RECORDED DATA:
▬▬▬▬▬▬▬▬▬▬

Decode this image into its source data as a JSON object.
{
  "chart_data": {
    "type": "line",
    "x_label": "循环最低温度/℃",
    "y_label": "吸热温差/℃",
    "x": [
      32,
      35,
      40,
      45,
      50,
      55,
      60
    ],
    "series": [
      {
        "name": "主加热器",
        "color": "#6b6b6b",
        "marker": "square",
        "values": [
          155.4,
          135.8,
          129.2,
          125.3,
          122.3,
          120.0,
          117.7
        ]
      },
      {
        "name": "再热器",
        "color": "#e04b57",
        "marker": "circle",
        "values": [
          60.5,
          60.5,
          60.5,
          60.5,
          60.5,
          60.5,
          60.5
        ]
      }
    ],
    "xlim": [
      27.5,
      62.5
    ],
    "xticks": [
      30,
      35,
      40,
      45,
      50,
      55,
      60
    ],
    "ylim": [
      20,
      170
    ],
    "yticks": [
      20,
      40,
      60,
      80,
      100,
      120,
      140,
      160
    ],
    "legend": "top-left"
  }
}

▬▬▬▬▬▬▬▬▬▬

Extract each line from the listing above, please, and repeat it exactly.

Decode this image into its source data as a JSON object.
{
  "chart_data": {
    "type": "line",
    "x_label": "循环最低温度/℃",
    "y_label": "吸热温差/℃",
    "x": [
      32,
      35,
      40,
      45,
      50,
      55,
      60
    ],
    "series": [
      {
        "name": "主加热器",
        "color": "#6b6b6b",
        "marker": "square",
        "values": [
          155.4,
          135.8,
          129.2,
          125.3,
          122.3,
          120.0,
          117.7
        ]
      },
      {
        "name": "再热器",
        "color": "#e04b57",
        "marker": "circle",
        "values": [
          60.5,
          60.5,
          60.5,
          60.5,
          60.5,
          60.5,
          60.5
        ]
      }
    ],
    "xlim": [
      27.5,
      62.5
    ],
    "xticks": [
      30,
      35,
      40,
      45,
      50,
      55,
      60
    ],
    "ylim": [
      20,
      170
    ],
    "yticks": [
      20,
      40,
      60,
      80,
      100,
      120,
      140,
      160
    ],
    "legend": "top-left"
  }
}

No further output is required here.